◆ Raw data:
____

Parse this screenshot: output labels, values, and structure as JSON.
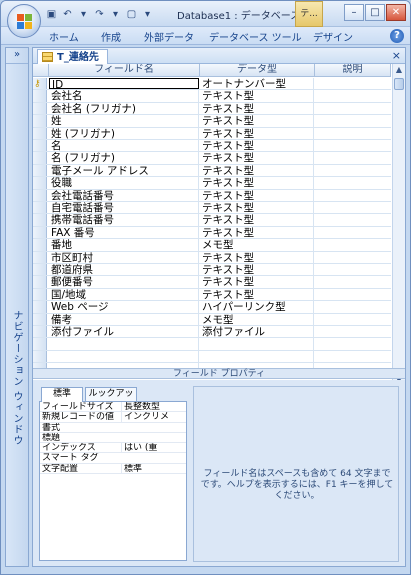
{
  "window": {
    "title": "Database1 : データベース ...",
    "context_tab": "テ..."
  },
  "ribbon": {
    "tabs": [
      "ホーム",
      "作成",
      "外部データ",
      "データベース ツール",
      "デザイン"
    ]
  },
  "nav_pane": {
    "label": "ナビゲーション ウィンドウ",
    "toggle": "»"
  },
  "document": {
    "tab_label": "T_連絡先",
    "close": "×"
  },
  "grid": {
    "headers": [
      "フィールド名",
      "データ型",
      "説明"
    ],
    "rows": [
      {
        "field": "ID",
        "type": "オートナンバー型"
      },
      {
        "field": "会社名",
        "type": "テキスト型"
      },
      {
        "field": "会社名 (フリガナ)",
        "type": "テキスト型"
      },
      {
        "field": "姓",
        "type": "テキスト型"
      },
      {
        "field": "姓 (フリガナ)",
        "type": "テキスト型"
      },
      {
        "field": "名",
        "type": "テキスト型"
      },
      {
        "field": "名 (フリガナ)",
        "type": "テキスト型"
      },
      {
        "field": "電子メール アドレス",
        "type": "テキスト型"
      },
      {
        "field": "役職",
        "type": "テキスト型"
      },
      {
        "field": "会社電話番号",
        "type": "テキスト型"
      },
      {
        "field": "自宅電話番号",
        "type": "テキスト型"
      },
      {
        "field": "携帯電話番号",
        "type": "テキスト型"
      },
      {
        "field": "FAX 番号",
        "type": "テキスト型"
      },
      {
        "field": "番地",
        "type": "メモ型"
      },
      {
        "field": "市区町村",
        "type": "テキスト型"
      },
      {
        "field": "都道府県",
        "type": "テキスト型"
      },
      {
        "field": "郵便番号",
        "type": "テキスト型"
      },
      {
        "field": "国/地域",
        "type": "テキスト型"
      },
      {
        "field": "Web ページ",
        "type": "ハイパーリンク型"
      },
      {
        "field": "備考",
        "type": "メモ型"
      },
      {
        "field": "添付ファイル",
        "type": "添付ファイル"
      },
      {
        "field": "",
        "type": ""
      },
      {
        "field": "",
        "type": ""
      },
      {
        "field": "",
        "type": ""
      }
    ]
  },
  "properties": {
    "bar_label": "フィールド プロパティ",
    "tabs": [
      "標準",
      "ルックアップ"
    ],
    "rows": [
      {
        "label": "フィールドサイズ",
        "value": "長整数型"
      },
      {
        "label": "新規レコードの値",
        "value": "インクリメ"
      },
      {
        "label": "書式",
        "value": ""
      },
      {
        "label": "標題",
        "value": ""
      },
      {
        "label": "インデックス",
        "value": "はい (重"
      },
      {
        "label": "スマート タグ",
        "value": ""
      },
      {
        "label": "文字配置",
        "value": "標準"
      }
    ],
    "help_text": "フィールド名はスペースも含めて 64 文字までです。ヘルプを表示するには、F1 キーを押してください。"
  }
}
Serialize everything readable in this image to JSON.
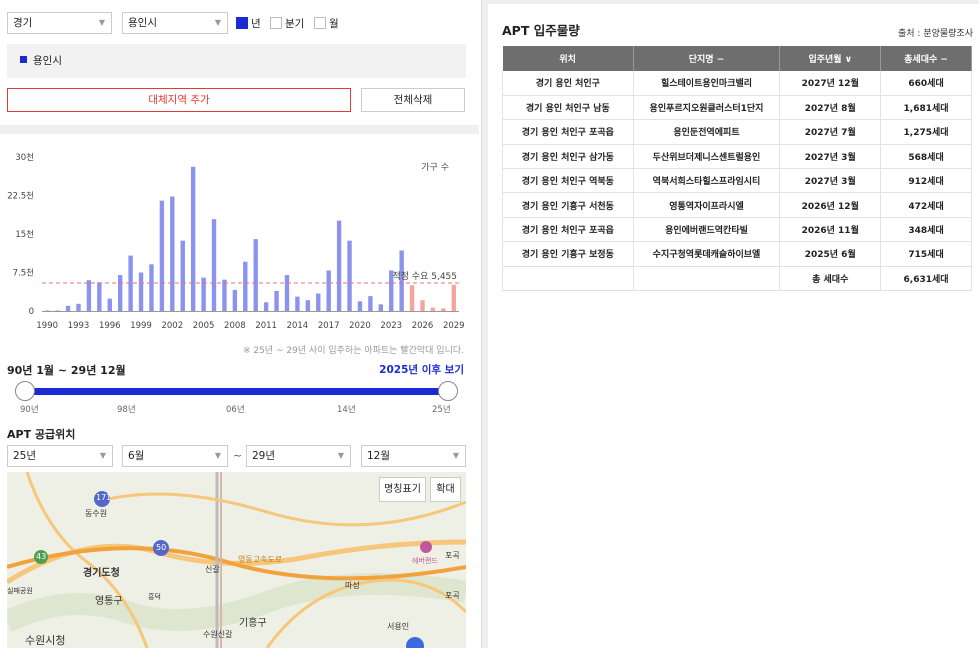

____

◆ What you have to do: Repeat all of the data above word for word, minus the pictures.

◆ Expected output:
Parse this screenshot: output labels, values, and structure as JSON.
{
  "window": {
    "title": "Database1 : データベース ...",
    "context_tab": "テ..."
  },
  "ribbon": {
    "tabs": [
      "ホーム",
      "作成",
      "外部データ",
      "データベース ツール",
      "デザイン"
    ]
  },
  "nav_pane": {
    "label": "ナビゲーション ウィンドウ",
    "toggle": "»"
  },
  "document": {
    "tab_label": "T_連絡先",
    "close": "×"
  },
  "grid": {
    "headers": [
      "フィールド名",
      "データ型",
      "説明"
    ],
    "rows": [
      {
        "field": "ID",
        "type": "オートナンバー型"
      },
      {
        "field": "会社名",
        "type": "テキスト型"
      },
      {
        "field": "会社名 (フリガナ)",
        "type": "テキスト型"
      },
      {
        "field": "姓",
        "type": "テキスト型"
      },
      {
        "field": "姓 (フリガナ)",
        "type": "テキスト型"
      },
      {
        "field": "名",
        "type": "テキスト型"
      },
      {
        "field": "名 (フリガナ)",
        "type": "テキスト型"
      },
      {
        "field": "電子メール アドレス",
        "type": "テキスト型"
      },
      {
        "field": "役職",
        "type": "テキスト型"
      },
      {
        "field": "会社電話番号",
        "type": "テキスト型"
      },
      {
        "field": "自宅電話番号",
        "type": "テキスト型"
      },
      {
        "field": "携帯電話番号",
        "type": "テキスト型"
      },
      {
        "field": "FAX 番号",
        "type": "テキスト型"
      },
      {
        "field": "番地",
        "type": "メモ型"
      },
      {
        "field": "市区町村",
        "type": "テキスト型"
      },
      {
        "field": "都道府県",
        "type": "テキスト型"
      },
      {
        "field": "郵便番号",
        "type": "テキスト型"
      },
      {
        "field": "国/地域",
        "type": "テキスト型"
      },
      {
        "field": "Web ページ",
        "type": "ハイパーリンク型"
      },
      {
        "field": "備考",
        "type": "メモ型"
      },
      {
        "field": "添付ファイル",
        "type": "添付ファイル"
      },
      {
        "field": "",
        "type": ""
      },
      {
        "field": "",
        "type": ""
      },
      {
        "field": "",
        "type": ""
      }
    ]
  },
  "properties": {
    "bar_label": "フィールド プロパティ",
    "tabs": [
      "標準",
      "ルックアップ"
    ],
    "rows": [
      {
        "label": "フィールドサイズ",
        "value": "長整数型"
      },
      {
        "label": "新規レコードの値",
        "value": "インクリメ"
      },
      {
        "label": "書式",
        "value": ""
      },
      {
        "label": "標題",
        "value": ""
      },
      {
        "label": "インデックス",
        "value": "はい (重"
      },
      {
        "label": "スマート タグ",
        "value": ""
      },
      {
        "label": "文字配置",
        "value": "標準"
      }
    ],
    "help_text": "フィールド名はスペースも含めて 64 文字までです。ヘルプを表示するには、F1 キーを押してください。"
  }
}
Serialize everything readable in this image to JSON.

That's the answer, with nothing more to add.